TO BE DONE. Return the lines from the one containing "Annotate this image: name" through the one containing "- bar: [594, 366, 629, 398]", with both of those lines included, and copy each line exactly. Leave the pictures out of your answer.

GIVEN RECORDS.
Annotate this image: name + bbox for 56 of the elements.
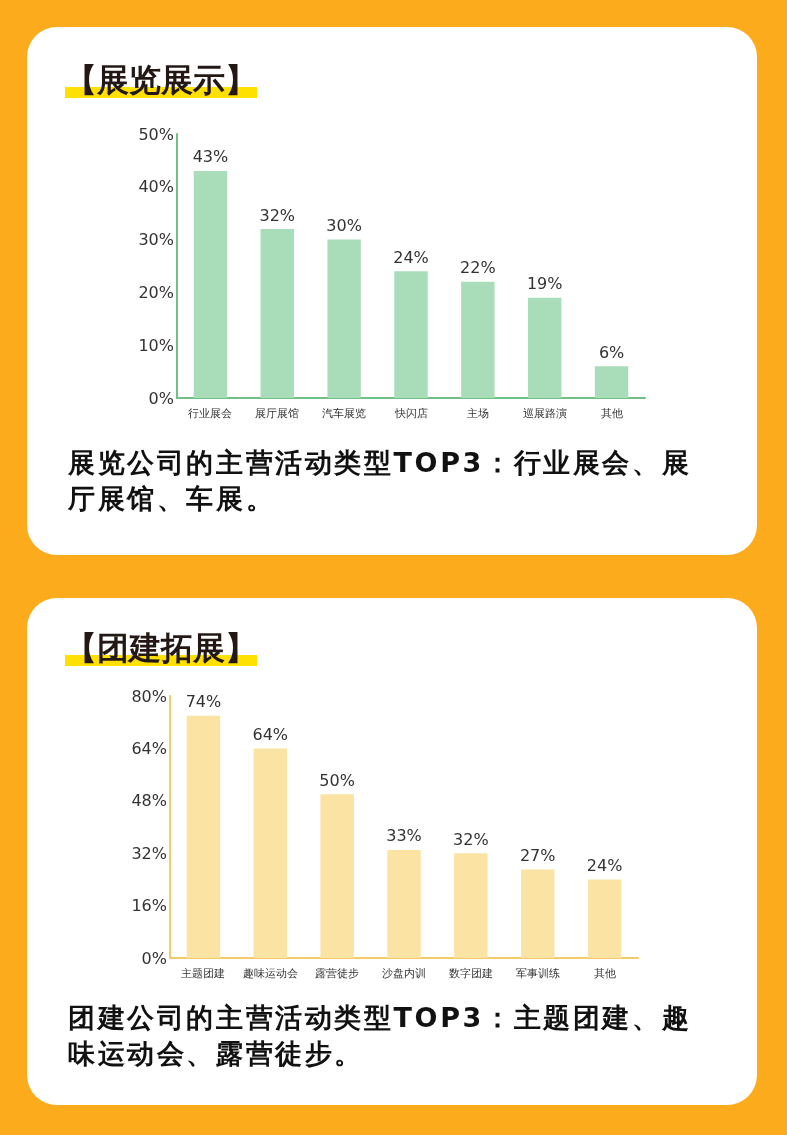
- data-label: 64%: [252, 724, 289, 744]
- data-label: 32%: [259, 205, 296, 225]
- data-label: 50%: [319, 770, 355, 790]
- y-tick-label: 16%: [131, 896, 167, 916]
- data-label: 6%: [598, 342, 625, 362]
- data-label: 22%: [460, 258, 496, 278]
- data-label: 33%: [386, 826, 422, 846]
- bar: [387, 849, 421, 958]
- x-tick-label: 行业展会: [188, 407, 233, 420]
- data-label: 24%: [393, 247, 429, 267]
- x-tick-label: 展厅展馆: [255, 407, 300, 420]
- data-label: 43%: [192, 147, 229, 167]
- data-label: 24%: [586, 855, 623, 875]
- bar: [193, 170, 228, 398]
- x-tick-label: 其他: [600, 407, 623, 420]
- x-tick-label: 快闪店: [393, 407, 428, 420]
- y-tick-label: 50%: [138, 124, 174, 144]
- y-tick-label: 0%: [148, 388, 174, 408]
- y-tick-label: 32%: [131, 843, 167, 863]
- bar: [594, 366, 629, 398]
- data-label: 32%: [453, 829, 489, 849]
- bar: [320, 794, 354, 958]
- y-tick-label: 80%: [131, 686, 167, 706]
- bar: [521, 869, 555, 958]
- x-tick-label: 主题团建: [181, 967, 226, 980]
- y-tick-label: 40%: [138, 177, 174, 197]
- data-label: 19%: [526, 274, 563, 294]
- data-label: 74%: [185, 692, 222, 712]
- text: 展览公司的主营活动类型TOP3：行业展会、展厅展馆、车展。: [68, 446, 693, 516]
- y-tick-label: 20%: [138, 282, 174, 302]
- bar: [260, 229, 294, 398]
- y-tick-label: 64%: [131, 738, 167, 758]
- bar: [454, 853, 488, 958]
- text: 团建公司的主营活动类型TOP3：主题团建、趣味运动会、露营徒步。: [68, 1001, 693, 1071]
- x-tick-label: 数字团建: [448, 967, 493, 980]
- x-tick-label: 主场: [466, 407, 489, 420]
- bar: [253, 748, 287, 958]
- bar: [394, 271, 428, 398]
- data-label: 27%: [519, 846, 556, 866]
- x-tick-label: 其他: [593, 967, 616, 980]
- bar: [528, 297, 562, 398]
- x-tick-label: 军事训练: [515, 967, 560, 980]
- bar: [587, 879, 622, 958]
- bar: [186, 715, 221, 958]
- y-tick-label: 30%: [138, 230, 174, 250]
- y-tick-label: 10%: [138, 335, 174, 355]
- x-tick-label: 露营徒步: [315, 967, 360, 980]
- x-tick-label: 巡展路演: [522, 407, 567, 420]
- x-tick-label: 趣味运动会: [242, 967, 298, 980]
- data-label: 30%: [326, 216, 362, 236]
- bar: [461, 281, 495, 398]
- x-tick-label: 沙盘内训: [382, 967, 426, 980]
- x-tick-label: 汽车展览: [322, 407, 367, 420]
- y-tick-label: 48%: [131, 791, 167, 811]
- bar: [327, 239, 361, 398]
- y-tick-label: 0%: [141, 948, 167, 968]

---

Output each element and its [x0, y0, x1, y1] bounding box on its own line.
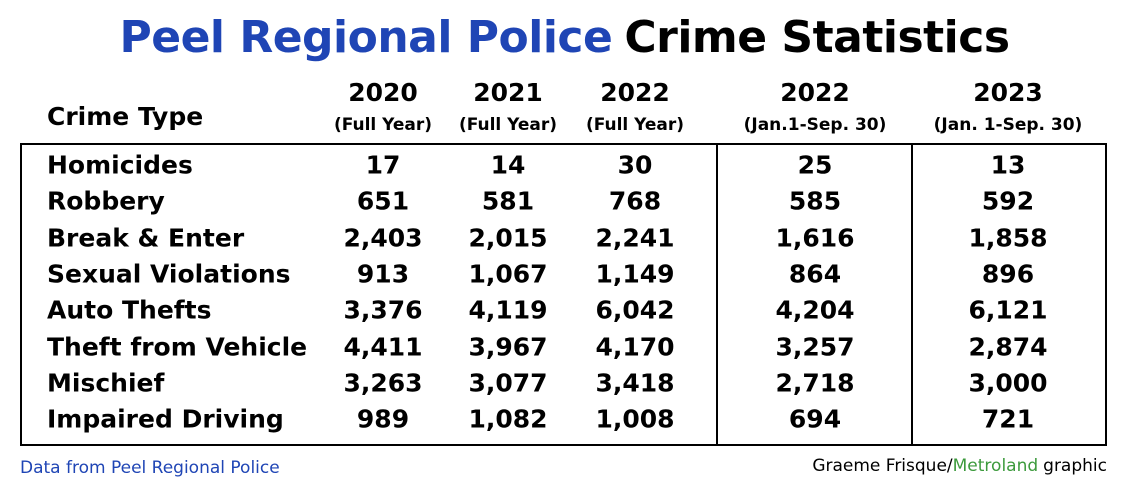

SOLUTION.
Annotate this image: name + bbox for 56 of the elements.
- data-label: 64%: [252, 724, 289, 744]
- data-label: 32%: [259, 205, 296, 225]
- data-label: 50%: [319, 770, 355, 790]
- y-tick-label: 16%: [131, 896, 167, 916]
- data-label: 6%: [598, 342, 625, 362]
- data-label: 22%: [460, 258, 496, 278]
- data-label: 33%: [386, 826, 422, 846]
- bar: [387, 849, 421, 958]
- x-tick-label: 行业展会: [188, 407, 233, 420]
- data-label: 24%: [393, 247, 429, 267]
- x-tick-label: 展厅展馆: [255, 407, 300, 420]
- data-label: 43%: [192, 147, 229, 167]
- data-label: 24%: [586, 855, 623, 875]
- bar: [193, 170, 228, 398]
- x-tick-label: 其他: [600, 407, 623, 420]
- x-tick-label: 快闪店: [393, 407, 428, 420]
- y-tick-label: 50%: [138, 124, 174, 144]
- y-tick-label: 0%: [148, 388, 174, 408]
- y-tick-label: 32%: [131, 843, 167, 863]
- bar: [594, 366, 629, 398]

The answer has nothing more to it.